== WHAT THE EXERCISE ASKS ==
Only the number is wanted: how many lines contain "adipiscing"?

== EXCERPTED RECORDS ==
————————

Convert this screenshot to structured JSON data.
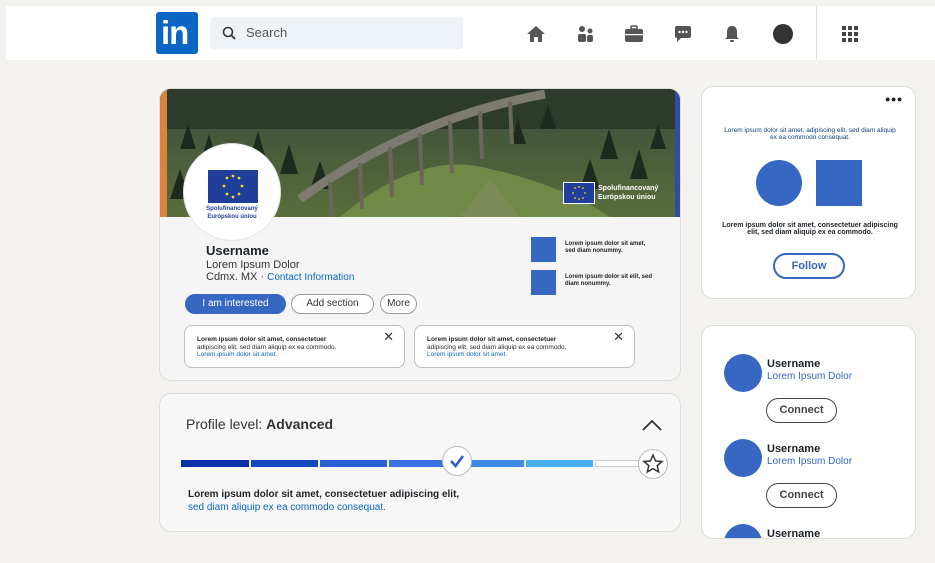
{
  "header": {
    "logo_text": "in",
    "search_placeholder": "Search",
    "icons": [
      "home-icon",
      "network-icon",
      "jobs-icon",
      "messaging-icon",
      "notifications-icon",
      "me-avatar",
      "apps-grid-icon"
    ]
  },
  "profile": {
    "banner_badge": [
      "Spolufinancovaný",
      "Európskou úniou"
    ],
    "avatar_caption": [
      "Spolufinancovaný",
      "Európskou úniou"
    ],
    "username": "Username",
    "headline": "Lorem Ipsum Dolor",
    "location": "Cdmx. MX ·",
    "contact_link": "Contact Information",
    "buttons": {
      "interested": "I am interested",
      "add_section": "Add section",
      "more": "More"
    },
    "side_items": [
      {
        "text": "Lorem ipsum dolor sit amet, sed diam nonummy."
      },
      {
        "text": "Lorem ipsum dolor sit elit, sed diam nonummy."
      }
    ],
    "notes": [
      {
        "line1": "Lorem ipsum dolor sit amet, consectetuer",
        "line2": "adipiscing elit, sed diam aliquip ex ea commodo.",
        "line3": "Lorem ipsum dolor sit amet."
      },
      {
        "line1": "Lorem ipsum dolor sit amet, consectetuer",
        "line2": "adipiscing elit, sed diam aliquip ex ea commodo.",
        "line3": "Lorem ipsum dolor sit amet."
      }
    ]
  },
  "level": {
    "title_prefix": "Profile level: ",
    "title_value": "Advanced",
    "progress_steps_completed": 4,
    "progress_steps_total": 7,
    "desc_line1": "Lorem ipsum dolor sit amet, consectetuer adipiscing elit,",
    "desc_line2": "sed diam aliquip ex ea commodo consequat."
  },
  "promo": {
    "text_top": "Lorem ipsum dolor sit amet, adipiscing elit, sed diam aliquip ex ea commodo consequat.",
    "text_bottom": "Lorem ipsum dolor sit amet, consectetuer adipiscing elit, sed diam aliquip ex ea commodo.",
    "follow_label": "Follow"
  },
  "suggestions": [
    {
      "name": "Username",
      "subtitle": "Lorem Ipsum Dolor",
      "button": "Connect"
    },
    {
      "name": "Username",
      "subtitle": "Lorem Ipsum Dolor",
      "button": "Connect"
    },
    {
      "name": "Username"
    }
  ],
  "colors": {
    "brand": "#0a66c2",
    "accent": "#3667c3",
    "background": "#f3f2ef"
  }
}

————————

== OUTPUT OF THE TASK ==
5